▸ PROBLEM STATEMENT: Without the pictures, write out all the lines below exactly as they appear.

▸ RECORDS FOR THIS EXERCISE:
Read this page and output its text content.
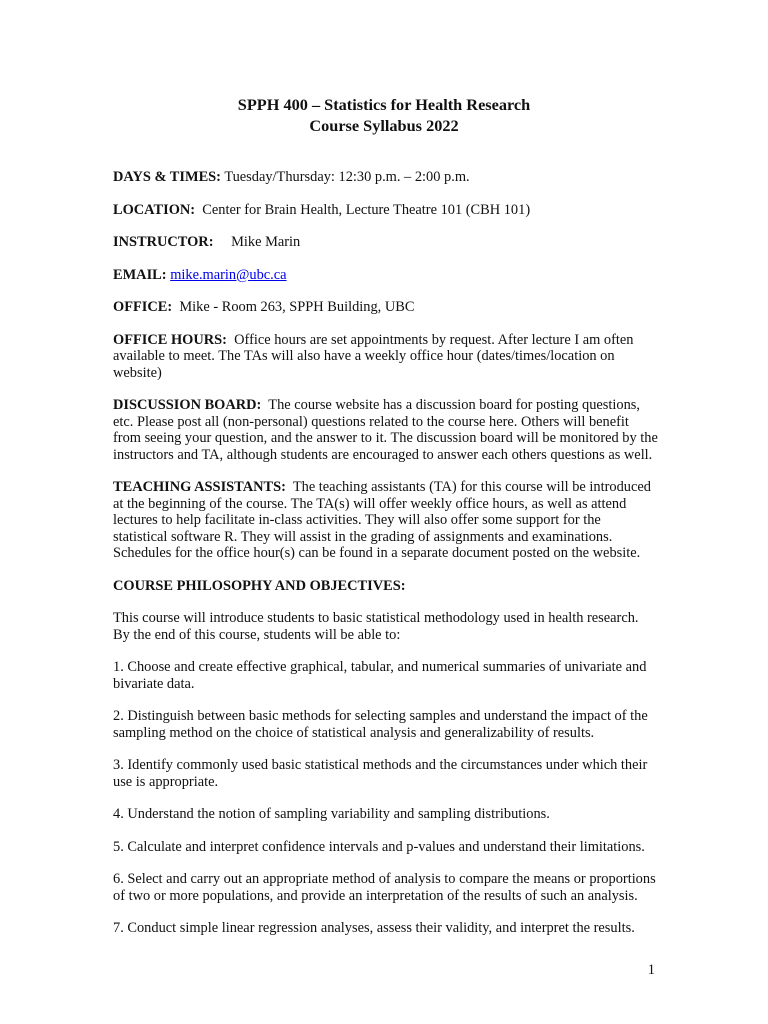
SPPH 400 – Statistics for Health Research
Course Syllabus 2022

DAYS & TIMES: Tuesday/Thursday: 12:30 p.m. – 2:00 p.m.

LOCATION: Center for Brain Health, Lecture Theatre 101 (CBH 101)

INSTRUCTOR: Mike Marin

EMAIL: mike.marin@ubc.ca

OFFICE: Mike - Room 263, SPPH Building, UBC

OFFICE HOURS: Office hours are set appointments by request. After lecture I am often available to meet. The TAs will also have a weekly office hour (dates/times/location on website)

DISCUSSION BOARD: The course website has a discussion board for posting questions, etc. Please post all (non-personal) questions related to the course here. Others will benefit from seeing your question, and the answer to it. The discussion board will be monitored by the instructors and TA, although students are encouraged to answer each others questions as well.

TEACHING ASSISTANTS: The teaching assistants (TA) for this course will be introduced at the beginning of the course. The TA(s) will offer weekly office hours, as well as attend lectures to help facilitate in-class activities. They will also offer some support for the statistical software R. They will assist in the grading of assignments and examinations. Schedules for the office hour(s) can be found in a separate document posted on the website.

COURSE PHILOSOPHY AND OBJECTIVES:

This course will introduce students to basic statistical methodology used in health research. By the end of this course, students will be able to:

1. Choose and create effective graphical, tabular, and numerical summaries of univariate and bivariate data.

2. Distinguish between basic methods for selecting samples and understand the impact of the sampling method on the choice of statistical analysis and generalizability of results.

3. Identify commonly used basic statistical methods and the circumstances under which their use is appropriate.

4. Understand the notion of sampling variability and sampling distributions.

5. Calculate and interpret confidence intervals and p-values and understand their limitations.

6. Select and carry out an appropriate method of analysis to compare the means or proportions of two or more populations, and provide an interpretation of the results of such an analysis.

7. Conduct simple linear regression analyses, assess their validity, and interpret the results.

1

▸ EXPECTED OUTPUT:
Read this page and output its text content.
SPPH 400 – Statistics for Health Research
Course Syllabus 2022

DAYS & TIMES: Tuesday/Thursday: 12:30 p.m. – 2:00 p.m.

LOCATION: Center for Brain Health, Lecture Theatre 101 (CBH 101)

INSTRUCTOR: Mike Marin

EMAIL: mike.marin@ubc.ca

OFFICE: Mike - Room 263, SPPH Building, UBC

OFFICE HOURS: Office hours are set appointments by request. After lecture I am often available to meet. The TAs will also have a weekly office hour (dates/times/location on website)

DISCUSSION BOARD: The course website has a discussion board for posting questions, etc. Please post all (non-personal) questions related to the course here. Others will benefit from seeing your question, and the answer to it. The discussion board will be monitored by the instructors and TA, although students are encouraged to answer each others questions as well.

TEACHING ASSISTANTS: The teaching assistants (TA) for this course will be introduced at the beginning of the course. The TA(s) will offer weekly office hours, as well as attend lectures to help facilitate in-class activities. They will also offer some support for the statistical software R. They will assist in the grading of assignments and examinations. Schedules for the office hour(s) can be found in a separate document posted on the website.

COURSE PHILOSOPHY AND OBJECTIVES:

This course will introduce students to basic statistical methodology used in health research. By the end of this course, students will be able to:

1. Choose and create effective graphical, tabular, and numerical summaries of univariate and bivariate data.

2. Distinguish between basic methods for selecting samples and understand the impact of the sampling method on the choice of statistical analysis and generalizability of results.

3. Identify commonly used basic statistical methods and the circumstances under which their use is appropriate.

4. Understand the notion of sampling variability and sampling distributions.

5. Calculate and interpret confidence intervals and p-values and understand their limitations.

6. Select and carry out an appropriate method of analysis to compare the means or proportions of two or more populations, and provide an interpretation of the results of such an analysis.

7. Conduct simple linear regression analyses, assess their validity, and interpret the results.

1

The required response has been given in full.